### What you are asked to do
Every line of the data must be copied exactly.

————

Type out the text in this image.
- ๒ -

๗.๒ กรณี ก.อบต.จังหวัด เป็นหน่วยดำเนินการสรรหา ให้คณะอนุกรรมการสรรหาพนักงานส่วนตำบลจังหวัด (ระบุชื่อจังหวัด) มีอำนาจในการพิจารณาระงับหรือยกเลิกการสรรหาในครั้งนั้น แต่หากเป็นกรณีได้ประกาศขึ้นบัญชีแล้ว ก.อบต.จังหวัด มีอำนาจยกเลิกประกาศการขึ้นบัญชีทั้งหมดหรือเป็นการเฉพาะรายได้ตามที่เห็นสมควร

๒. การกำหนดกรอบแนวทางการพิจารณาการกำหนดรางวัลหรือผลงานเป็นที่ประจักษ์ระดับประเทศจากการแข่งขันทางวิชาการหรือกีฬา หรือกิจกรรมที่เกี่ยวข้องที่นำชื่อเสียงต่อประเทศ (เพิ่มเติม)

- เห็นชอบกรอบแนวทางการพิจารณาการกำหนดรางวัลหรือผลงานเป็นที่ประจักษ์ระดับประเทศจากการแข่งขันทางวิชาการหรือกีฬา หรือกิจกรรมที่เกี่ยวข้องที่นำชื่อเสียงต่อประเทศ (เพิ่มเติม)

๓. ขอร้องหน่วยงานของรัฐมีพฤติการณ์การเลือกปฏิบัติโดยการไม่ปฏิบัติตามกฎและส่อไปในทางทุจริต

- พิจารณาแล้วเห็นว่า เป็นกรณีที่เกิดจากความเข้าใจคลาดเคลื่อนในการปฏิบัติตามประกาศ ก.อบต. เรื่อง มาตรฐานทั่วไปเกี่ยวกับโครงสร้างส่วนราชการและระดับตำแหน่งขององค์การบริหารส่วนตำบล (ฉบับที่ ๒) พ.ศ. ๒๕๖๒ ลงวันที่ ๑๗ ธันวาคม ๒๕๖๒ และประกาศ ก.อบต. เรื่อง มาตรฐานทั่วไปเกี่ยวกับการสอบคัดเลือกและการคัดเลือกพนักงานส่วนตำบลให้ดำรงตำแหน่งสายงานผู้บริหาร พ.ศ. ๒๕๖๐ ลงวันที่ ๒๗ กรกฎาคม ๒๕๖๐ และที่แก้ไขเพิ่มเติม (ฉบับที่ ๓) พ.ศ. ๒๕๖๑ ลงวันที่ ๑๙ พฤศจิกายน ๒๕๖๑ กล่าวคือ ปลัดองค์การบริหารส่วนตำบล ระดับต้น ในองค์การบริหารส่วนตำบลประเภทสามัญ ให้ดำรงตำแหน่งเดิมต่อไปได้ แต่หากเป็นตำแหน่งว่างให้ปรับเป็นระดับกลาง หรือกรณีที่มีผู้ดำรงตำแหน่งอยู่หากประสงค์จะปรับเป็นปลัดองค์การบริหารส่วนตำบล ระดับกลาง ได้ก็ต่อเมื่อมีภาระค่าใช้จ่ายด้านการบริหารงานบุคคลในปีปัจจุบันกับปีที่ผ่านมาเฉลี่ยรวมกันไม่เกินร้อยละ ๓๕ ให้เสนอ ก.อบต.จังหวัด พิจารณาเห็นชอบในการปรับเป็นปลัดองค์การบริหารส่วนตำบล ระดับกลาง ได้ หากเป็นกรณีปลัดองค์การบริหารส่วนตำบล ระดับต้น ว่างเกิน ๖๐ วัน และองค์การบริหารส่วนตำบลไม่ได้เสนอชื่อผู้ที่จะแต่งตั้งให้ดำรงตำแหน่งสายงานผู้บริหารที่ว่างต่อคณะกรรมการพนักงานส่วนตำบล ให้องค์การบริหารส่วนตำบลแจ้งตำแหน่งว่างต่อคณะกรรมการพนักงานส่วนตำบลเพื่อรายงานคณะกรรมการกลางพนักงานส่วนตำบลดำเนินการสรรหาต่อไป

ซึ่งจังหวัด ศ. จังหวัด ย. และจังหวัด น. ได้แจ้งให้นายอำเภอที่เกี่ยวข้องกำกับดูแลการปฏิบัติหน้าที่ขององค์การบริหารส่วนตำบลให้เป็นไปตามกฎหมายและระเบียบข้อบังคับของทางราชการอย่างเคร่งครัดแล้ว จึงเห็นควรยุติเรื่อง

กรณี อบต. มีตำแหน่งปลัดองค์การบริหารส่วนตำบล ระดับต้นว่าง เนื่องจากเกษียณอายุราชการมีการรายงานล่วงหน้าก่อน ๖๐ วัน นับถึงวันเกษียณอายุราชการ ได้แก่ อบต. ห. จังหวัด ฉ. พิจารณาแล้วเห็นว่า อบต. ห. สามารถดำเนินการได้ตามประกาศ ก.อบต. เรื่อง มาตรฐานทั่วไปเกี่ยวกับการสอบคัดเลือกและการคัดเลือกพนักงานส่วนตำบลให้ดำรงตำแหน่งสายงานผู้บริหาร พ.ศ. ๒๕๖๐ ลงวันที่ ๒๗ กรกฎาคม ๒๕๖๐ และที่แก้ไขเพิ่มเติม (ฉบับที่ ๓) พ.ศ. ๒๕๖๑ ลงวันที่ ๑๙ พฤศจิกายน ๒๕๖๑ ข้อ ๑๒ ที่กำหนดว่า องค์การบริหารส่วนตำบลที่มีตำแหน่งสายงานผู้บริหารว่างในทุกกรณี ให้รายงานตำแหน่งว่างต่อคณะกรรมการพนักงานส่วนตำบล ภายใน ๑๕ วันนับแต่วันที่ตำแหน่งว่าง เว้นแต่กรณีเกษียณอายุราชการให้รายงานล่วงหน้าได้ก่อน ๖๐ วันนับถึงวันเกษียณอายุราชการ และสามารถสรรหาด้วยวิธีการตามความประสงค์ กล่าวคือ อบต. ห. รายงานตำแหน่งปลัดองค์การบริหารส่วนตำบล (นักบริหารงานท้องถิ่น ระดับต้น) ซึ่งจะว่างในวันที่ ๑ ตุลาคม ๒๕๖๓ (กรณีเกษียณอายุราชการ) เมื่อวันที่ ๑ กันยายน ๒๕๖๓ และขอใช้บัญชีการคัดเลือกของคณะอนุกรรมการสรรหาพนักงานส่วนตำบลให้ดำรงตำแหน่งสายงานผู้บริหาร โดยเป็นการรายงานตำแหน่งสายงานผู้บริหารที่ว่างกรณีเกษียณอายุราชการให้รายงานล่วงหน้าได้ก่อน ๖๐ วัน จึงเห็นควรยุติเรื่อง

————

### Answer below
Type out the text in this image.
- ๒ -

๗.๒ กรณี ก.อบต.จังหวัด เป็นหน่วยดำเนินการสรรหา ให้คณะอนุกรรมการสรรหาพนักงานส่วนตำบลจังหวัด (ระบุชื่อจังหวัด) มีอำนาจในการพิจารณาระงับหรือยกเลิกการสรรหาในครั้งนั้น แต่หากเป็นกรณีได้ประกาศขึ้นบัญชีแล้ว ก.อบต.จังหวัด มีอำนาจยกเลิกประกาศการขึ้นบัญชีทั้งหมดหรือเป็นการเฉพาะรายได้ตามที่เห็นสมควร

๒. การกำหนดกรอบแนวทางการพิจารณาการกำหนดรางวัลหรือผลงานเป็นที่ประจักษ์ระดับประเทศจากการแข่งขันทางวิชาการหรือกีฬา หรือกิจกรรมที่เกี่ยวข้องที่นำชื่อเสียงต่อประเทศ (เพิ่มเติม)

- เห็นชอบกรอบแนวทางการพิจารณาการกำหนดรางวัลหรือผลงานเป็นที่ประจักษ์ระดับประเทศจากการแข่งขันทางวิชาการหรือกีฬา หรือกิจกรรมที่เกี่ยวข้องที่นำชื่อเสียงต่อประเทศ (เพิ่มเติม)

๓. ขอร้องหน่วยงานของรัฐมีพฤติการณ์การเลือกปฏิบัติโดยการไม่ปฏิบัติตามกฎและส่อไปในทางทุจริต

- พิจารณาแล้วเห็นว่า เป็นกรณีที่เกิดจากความเข้าใจคลาดเคลื่อนในการปฏิบัติตามประกาศ ก.อบต. เรื่อง มาตรฐานทั่วไปเกี่ยวกับโครงสร้างส่วนราชการและระดับตำแหน่งขององค์การบริหารส่วนตำบล (ฉบับที่ ๒) พ.ศ. ๒๕๖๒ ลงวันที่ ๑๗ ธันวาคม ๒๕๖๒ และประกาศ ก.อบต. เรื่อง มาตรฐานทั่วไปเกี่ยวกับการสอบคัดเลือกและการคัดเลือกพนักงานส่วนตำบลให้ดำรงตำแหน่งสายงานผู้บริหาร พ.ศ. ๒๕๖๐ ลงวันที่ ๒๗ กรกฎาคม ๒๕๖๐ และที่แก้ไขเพิ่มเติม (ฉบับที่ ๓) พ.ศ. ๒๕๖๑ ลงวันที่ ๑๙ พฤศจิกายน ๒๕๖๑ กล่าวคือ ปลัดองค์การบริหารส่วนตำบล ระดับต้น ในองค์การบริหารส่วนตำบลประเภทสามัญ ให้ดำรงตำแหน่งเดิมต่อไปได้ แต่หากเป็นตำแหน่งว่างให้ปรับเป็นระดับกลาง หรือกรณีที่มีผู้ดำรงตำแหน่งอยู่หากประสงค์จะปรับเป็นปลัดองค์การบริหารส่วนตำบล ระดับกลาง ได้ก็ต่อเมื่อมีภาระค่าใช้จ่ายด้านการบริหารงานบุคคลในปีปัจจุบันกับปีที่ผ่านมาเฉลี่ยรวมกันไม่เกินร้อยละ ๓๕ ให้เสนอ ก.อบต.จังหวัด พิจารณาเห็นชอบในการปรับเป็นปลัดองค์การบริหารส่วนตำบล ระดับกลาง ได้ หากเป็นกรณีปลัดองค์การบริหารส่วนตำบล ระดับต้น ว่างเกิน ๖๐ วัน และองค์การบริหารส่วนตำบลไม่ได้เสนอชื่อผู้ที่จะแต่งตั้งให้ดำรงตำแหน่งสายงานผู้บริหารที่ว่างต่อคณะกรรมการพนักงานส่วนตำบล ให้องค์การบริหารส่วนตำบลแจ้งตำแหน่งว่างต่อคณะกรรมการพนักงานส่วนตำบลเพื่อรายงานคณะกรรมการกลางพนักงานส่วนตำบลดำเนินการสรรหาต่อไป

ซึ่งจังหวัด ศ. จังหวัด ย. และจังหวัด น. ได้แจ้งให้นายอำเภอที่เกี่ยวข้องกำกับดูแลการปฏิบัติหน้าที่ขององค์การบริหารส่วนตำบลให้เป็นไปตามกฎหมายและระเบียบข้อบังคับของทางราชการอย่างเคร่งครัดแล้ว จึงเห็นควรยุติเรื่อง

กรณี อบต. มีตำแหน่งปลัดองค์การบริหารส่วนตำบล ระดับต้นว่าง เนื่องจากเกษียณอายุราชการมีการรายงานล่วงหน้าก่อน ๖๐ วัน นับถึงวันเกษียณอายุราชการ ได้แก่ อบต. ห. จังหวัด ฉ. พิจารณาแล้วเห็นว่า อบต. ห. สามารถดำเนินการได้ตามประกาศ ก.อบต. เรื่อง มาตรฐานทั่วไปเกี่ยวกับการสอบคัดเลือกและการคัดเลือกพนักงานส่วนตำบลให้ดำรงตำแหน่งสายงานผู้บริหาร พ.ศ. ๒๕๖๐ ลงวันที่ ๒๗ กรกฎาคม ๒๕๖๐ และที่แก้ไขเพิ่มเติม (ฉบับที่ ๓) พ.ศ. ๒๕๖๑ ลงวันที่ ๑๙ พฤศจิกายน ๒๕๖๑ ข้อ ๑๒ ที่กำหนดว่า องค์การบริหารส่วนตำบลที่มีตำแหน่งสายงานผู้บริหารว่างในทุกกรณี ให้รายงานตำแหน่งว่างต่อคณะกรรมการพนักงานส่วนตำบล ภายใน ๑๕ วันนับแต่วันที่ตำแหน่งว่าง เว้นแต่กรณีเกษียณอายุราชการให้รายงานล่วงหน้าได้ก่อน ๖๐ วันนับถึงวันเกษียณอายุราชการ และสามารถสรรหาด้วยวิธีการตามความประสงค์ กล่าวคือ อบต. ห. รายงานตำแหน่งปลัดองค์การบริหารส่วนตำบล (นักบริหารงานท้องถิ่น ระดับต้น) ซึ่งจะว่างในวันที่ ๑ ตุลาคม ๒๕๖๓ (กรณีเกษียณอายุราชการ) เมื่อวันที่ ๑ กันยายน ๒๕๖๓ และขอใช้บัญชีการคัดเลือกของคณะอนุกรรมการสรรหาพนักงานส่วนตำบลให้ดำรงตำแหน่งสายงานผู้บริหาร โดยเป็นการรายงานตำแหน่งสายงานผู้บริหารที่ว่างกรณีเกษียณอายุราชการให้รายงานล่วงหน้าได้ก่อน ๖๐ วัน จึงเห็นควรยุติเรื่อง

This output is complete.